Task goal: Go through the material and pull out every line with the string "okien" in it.

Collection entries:
***
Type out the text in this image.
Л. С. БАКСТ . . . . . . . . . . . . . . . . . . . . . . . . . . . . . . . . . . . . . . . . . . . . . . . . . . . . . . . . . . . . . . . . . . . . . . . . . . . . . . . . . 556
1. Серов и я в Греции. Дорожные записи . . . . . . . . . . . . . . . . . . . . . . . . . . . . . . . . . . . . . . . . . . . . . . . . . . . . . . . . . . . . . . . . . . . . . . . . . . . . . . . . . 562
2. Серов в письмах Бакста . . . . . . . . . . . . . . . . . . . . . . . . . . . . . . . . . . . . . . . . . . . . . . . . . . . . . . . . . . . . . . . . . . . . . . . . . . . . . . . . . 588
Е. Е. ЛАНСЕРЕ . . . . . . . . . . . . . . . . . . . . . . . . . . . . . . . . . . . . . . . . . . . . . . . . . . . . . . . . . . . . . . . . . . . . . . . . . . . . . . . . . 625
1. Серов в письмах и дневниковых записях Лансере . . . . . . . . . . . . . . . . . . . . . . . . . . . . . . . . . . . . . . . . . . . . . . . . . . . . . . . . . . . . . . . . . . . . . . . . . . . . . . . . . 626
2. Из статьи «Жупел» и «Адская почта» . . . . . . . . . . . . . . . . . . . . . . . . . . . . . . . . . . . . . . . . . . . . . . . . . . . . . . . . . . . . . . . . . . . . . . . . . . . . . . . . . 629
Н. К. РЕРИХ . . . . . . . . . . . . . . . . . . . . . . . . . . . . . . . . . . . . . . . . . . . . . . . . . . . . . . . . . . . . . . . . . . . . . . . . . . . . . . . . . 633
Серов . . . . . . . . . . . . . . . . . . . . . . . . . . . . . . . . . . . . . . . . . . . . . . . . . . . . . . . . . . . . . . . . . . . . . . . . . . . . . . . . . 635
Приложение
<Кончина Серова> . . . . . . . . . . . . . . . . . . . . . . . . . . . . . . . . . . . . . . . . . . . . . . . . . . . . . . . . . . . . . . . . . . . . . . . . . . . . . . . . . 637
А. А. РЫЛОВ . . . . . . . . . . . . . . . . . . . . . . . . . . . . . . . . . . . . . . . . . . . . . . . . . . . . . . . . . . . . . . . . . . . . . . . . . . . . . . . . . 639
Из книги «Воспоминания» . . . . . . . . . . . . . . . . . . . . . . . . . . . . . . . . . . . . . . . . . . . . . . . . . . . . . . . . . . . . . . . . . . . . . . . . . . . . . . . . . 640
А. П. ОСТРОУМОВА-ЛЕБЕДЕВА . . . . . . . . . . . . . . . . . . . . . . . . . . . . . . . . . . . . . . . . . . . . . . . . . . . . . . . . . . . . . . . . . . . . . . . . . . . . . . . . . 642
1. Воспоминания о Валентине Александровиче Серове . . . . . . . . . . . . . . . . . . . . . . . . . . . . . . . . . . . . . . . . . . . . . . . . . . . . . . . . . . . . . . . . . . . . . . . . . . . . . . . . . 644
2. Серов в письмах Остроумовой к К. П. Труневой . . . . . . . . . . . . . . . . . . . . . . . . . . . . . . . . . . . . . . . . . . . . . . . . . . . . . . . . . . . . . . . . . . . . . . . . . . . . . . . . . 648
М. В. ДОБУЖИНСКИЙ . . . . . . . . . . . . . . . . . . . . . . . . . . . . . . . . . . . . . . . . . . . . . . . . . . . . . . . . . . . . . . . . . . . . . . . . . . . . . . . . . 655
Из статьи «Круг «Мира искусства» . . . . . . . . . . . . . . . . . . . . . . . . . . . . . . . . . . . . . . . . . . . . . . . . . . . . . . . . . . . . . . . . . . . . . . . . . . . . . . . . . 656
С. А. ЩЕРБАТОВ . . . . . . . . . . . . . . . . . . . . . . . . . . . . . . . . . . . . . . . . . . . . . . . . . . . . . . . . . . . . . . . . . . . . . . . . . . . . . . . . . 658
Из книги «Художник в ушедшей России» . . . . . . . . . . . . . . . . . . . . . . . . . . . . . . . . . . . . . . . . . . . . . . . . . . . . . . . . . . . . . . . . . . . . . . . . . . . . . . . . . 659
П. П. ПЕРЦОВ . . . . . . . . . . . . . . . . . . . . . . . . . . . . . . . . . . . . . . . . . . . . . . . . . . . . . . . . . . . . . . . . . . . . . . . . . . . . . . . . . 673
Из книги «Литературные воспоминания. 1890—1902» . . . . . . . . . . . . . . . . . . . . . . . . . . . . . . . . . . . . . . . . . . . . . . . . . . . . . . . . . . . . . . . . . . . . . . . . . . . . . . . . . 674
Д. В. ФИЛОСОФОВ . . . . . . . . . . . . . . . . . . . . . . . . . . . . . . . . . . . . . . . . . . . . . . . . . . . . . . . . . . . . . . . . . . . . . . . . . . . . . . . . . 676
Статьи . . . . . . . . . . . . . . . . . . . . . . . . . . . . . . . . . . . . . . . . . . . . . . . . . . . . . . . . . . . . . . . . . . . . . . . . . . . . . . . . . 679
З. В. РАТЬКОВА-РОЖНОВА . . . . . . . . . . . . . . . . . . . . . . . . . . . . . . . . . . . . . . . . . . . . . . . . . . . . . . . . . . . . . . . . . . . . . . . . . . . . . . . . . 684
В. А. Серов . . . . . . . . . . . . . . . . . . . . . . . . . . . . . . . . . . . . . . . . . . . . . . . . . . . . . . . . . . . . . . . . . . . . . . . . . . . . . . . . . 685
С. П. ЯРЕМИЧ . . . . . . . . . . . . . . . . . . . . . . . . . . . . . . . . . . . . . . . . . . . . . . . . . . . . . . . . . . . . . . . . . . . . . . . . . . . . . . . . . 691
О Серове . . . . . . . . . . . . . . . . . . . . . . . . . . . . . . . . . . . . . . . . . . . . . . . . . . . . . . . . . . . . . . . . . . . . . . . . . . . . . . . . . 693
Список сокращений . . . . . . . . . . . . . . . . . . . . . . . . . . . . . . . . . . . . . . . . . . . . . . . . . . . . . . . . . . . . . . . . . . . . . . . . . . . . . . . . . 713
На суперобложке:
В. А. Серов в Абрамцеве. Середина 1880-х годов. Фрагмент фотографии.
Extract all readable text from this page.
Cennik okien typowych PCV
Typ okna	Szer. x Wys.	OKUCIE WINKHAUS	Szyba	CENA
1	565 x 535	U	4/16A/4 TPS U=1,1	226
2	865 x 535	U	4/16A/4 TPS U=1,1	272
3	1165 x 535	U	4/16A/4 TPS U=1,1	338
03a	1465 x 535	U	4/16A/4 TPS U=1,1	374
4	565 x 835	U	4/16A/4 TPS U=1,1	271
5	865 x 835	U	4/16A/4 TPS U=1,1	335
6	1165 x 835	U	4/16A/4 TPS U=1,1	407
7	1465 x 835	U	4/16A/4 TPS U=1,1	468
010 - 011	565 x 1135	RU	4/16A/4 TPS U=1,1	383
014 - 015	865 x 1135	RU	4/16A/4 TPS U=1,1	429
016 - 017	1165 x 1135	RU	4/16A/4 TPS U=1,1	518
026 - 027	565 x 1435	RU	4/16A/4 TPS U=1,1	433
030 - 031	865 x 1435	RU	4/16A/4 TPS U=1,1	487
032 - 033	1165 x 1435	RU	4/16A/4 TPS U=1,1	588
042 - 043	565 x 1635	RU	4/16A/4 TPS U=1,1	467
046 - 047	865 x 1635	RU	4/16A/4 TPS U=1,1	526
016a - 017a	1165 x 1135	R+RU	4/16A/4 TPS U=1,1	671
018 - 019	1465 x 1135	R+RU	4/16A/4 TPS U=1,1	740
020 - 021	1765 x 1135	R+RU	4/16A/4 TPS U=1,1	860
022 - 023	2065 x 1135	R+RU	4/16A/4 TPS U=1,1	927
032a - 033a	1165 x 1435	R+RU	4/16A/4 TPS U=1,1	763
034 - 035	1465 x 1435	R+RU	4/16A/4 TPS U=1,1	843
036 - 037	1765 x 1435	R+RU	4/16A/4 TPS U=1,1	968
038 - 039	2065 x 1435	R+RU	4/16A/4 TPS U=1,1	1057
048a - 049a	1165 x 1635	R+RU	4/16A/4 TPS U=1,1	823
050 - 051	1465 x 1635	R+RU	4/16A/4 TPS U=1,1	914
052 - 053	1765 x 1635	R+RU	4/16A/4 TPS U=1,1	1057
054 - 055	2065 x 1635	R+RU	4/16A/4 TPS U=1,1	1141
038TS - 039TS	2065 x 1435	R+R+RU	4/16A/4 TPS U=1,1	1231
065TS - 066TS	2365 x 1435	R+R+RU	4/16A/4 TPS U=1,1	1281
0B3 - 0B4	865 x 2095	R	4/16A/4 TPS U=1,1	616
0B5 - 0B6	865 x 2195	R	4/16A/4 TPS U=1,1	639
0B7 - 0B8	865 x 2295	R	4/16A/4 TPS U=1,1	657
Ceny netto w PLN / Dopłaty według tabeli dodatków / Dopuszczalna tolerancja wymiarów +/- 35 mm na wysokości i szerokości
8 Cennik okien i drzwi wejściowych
***
Exercise solution:
Cennik okien typowych PCV
8 Cennik okien i drzwi wejściowych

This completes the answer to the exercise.